• **REQUIREMENTS**
Reproduce every one of the following lines verbatim, keeping their order and characters unchanged.

• **INPUT RECORDS**
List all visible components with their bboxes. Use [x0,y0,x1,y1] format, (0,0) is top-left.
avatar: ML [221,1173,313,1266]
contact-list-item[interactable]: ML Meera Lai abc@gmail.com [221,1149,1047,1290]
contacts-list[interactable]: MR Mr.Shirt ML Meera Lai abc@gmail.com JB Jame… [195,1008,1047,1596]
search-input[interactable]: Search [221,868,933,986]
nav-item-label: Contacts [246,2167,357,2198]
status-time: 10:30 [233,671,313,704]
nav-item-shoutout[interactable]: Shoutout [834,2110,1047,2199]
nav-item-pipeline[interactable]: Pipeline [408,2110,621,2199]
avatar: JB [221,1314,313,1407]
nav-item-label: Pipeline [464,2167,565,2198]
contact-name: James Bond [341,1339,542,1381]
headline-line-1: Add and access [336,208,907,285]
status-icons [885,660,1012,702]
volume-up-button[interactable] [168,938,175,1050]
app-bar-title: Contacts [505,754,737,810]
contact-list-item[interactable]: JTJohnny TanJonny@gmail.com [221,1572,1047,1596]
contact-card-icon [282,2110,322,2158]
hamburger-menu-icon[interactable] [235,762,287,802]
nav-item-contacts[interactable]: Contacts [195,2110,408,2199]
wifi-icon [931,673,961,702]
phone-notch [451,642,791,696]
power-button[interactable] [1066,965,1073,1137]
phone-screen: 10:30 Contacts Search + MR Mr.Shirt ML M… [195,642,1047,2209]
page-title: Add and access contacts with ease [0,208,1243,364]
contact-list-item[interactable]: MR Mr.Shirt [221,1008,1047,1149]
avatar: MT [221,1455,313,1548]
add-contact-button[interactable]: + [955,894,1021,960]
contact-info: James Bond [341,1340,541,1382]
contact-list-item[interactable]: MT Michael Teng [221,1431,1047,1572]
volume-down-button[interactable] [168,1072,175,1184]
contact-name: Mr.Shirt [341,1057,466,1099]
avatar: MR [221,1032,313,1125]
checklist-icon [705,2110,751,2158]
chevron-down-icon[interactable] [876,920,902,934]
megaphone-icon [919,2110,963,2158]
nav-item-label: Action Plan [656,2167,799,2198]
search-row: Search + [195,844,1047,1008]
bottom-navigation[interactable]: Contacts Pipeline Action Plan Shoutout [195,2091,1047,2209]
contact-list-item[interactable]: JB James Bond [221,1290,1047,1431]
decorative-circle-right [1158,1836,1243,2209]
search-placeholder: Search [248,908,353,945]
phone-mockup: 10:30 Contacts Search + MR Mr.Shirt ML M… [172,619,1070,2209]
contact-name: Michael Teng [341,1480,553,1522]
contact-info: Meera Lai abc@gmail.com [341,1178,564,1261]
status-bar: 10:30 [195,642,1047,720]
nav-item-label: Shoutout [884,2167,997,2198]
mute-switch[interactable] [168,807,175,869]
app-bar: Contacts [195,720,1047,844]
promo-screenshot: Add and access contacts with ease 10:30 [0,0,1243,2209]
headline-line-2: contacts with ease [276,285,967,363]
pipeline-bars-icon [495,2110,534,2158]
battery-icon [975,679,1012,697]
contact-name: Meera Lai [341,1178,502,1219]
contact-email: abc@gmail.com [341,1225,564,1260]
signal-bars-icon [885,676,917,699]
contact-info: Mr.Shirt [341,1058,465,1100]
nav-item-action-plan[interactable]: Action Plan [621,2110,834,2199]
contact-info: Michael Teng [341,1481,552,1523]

• **EXERCISE SOLUTION**
List all visible components with their bboxes. Use [x0,y0,x1,y1] format, (0,0) is top-left.
avatar: ML [221,1173,313,1266]
contact-list-item[interactable]: ML Meera Lai abc@gmail.com [221,1149,1047,1290]
contacts-list[interactable]: MR Mr.Shirt ML Meera Lai abc@gmail.com JB Jame… [195,1008,1047,1596]
search-input[interactable]: Search [221,868,933,986]
nav-item-label: Contacts [246,2167,357,2198]
status-time: 10:30 [233,671,313,704]
nav-item-shoutout[interactable]: Shoutout [834,2110,1047,2199]
nav-item-pipeline[interactable]: Pipeline [408,2110,621,2199]
avatar: JB [221,1314,313,1407]
nav-item-label: Pipeline [464,2167,565,2198]
contact-name: James Bond [341,1339,542,1381]
headline-line-1: Add and access [336,208,907,285]
status-icons [885,660,1012,702]
volume-up-button[interactable] [168,938,175,1050]
app-bar-title: Contacts [505,754,737,810]
contact-list-item[interactable]: JTJohnny TanJonny@gmail.com [221,1572,1047,1596]
contact-card-icon [282,2110,322,2158]
hamburger-menu-icon[interactable] [235,762,287,802]
nav-item-contacts[interactable]: Contacts [195,2110,408,2199]
wifi-icon [931,673,961,702]
phone-notch [451,642,791,696]
power-button[interactable] [1066,965,1073,1137]
phone-screen: 10:30 Contacts Search + MR Mr.Shirt ML M… [195,642,1047,2209]
page-title: Add and access contacts with ease [0,208,1243,364]
contact-list-item[interactable]: MR Mr.Shirt [221,1008,1047,1149]
avatar: MT [221,1455,313,1548]
add-contact-button[interactable]: + [955,894,1021,960]
contact-info: James Bond [341,1340,541,1382]
contact-list-item[interactable]: MT Michael Teng [221,1431,1047,1572]
volume-down-button[interactable] [168,1072,175,1184]
contact-name: Mr.Shirt [341,1057,466,1099]
avatar: MR [221,1032,313,1125]
checklist-icon [705,2110,751,2158]
chevron-down-icon[interactable] [876,920,902,934]
megaphone-icon [919,2110,963,2158]
nav-item-label: Action Plan [656,2167,799,2198]
search-row: Search + [195,844,1047,1008]
bottom-navigation[interactable]: Contacts Pipeline Action Plan Shoutout [195,2091,1047,2209]
contact-list-item[interactable]: JB James Bond [221,1290,1047,1431]
decorative-circle-right [1158,1836,1243,2209]
search-placeholder: Search [248,908,353,945]
phone-mockup: 10:30 Contacts Search + MR Mr.Shirt ML M… [172,619,1070,2209]
contact-name: Michael Teng [341,1480,553,1522]
contact-info: Meera Lai abc@gmail.com [341,1178,564,1261]
status-bar: 10:30 [195,642,1047,720]
nav-item-label: Shoutout [884,2167,997,2198]
mute-switch[interactable] [168,807,175,869]
app-bar: Contacts [195,720,1047,844]
promo-screenshot: Add and access contacts with ease 10:30 [0,0,1243,2209]
headline-line-2: contacts with ease [276,285,967,363]
pipeline-bars-icon [495,2110,534,2158]
battery-icon [975,679,1012,697]
contact-name: Meera Lai [341,1178,502,1219]
contact-email: abc@gmail.com [341,1225,564,1260]
signal-bars-icon [885,676,917,699]
contact-info: Mr.Shirt [341,1058,465,1100]
nav-item-action-plan[interactable]: Action Plan [621,2110,834,2199]
contact-info: Michael Teng [341,1481,552,1523]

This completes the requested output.